What is needed: Reproduce each line from the records that holds "system".
══ Records for the task
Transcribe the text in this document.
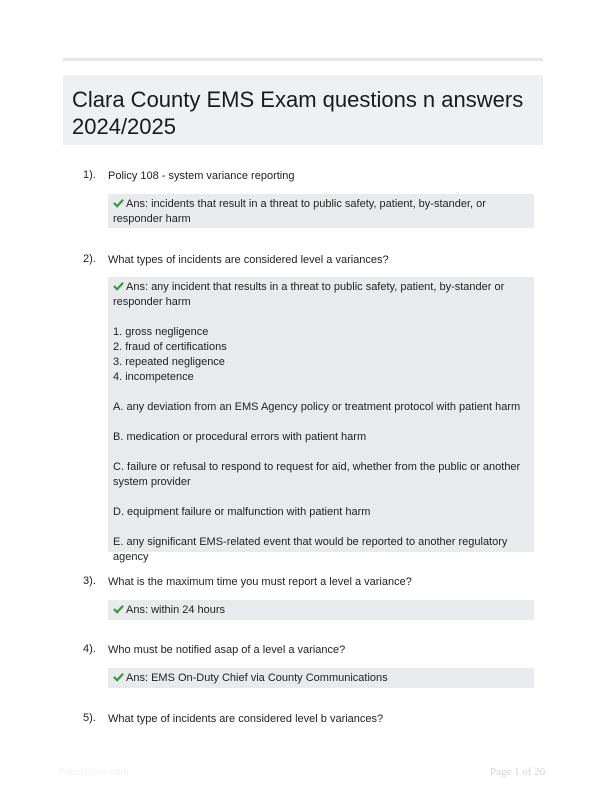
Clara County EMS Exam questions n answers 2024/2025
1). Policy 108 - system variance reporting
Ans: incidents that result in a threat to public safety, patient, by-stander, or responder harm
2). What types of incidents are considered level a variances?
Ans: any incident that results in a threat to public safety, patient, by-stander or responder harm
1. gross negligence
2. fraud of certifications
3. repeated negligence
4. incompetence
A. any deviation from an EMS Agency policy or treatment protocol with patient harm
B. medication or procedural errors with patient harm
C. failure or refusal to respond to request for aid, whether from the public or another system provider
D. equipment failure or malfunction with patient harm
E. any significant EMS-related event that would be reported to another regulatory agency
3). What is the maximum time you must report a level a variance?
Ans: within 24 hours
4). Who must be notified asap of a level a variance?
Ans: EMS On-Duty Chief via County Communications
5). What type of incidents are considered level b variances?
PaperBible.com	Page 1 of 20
════
The output:
1). Policy 108 - system variance reporting
C. failure or refusal to respond to request for aid, whether from the public or another system provider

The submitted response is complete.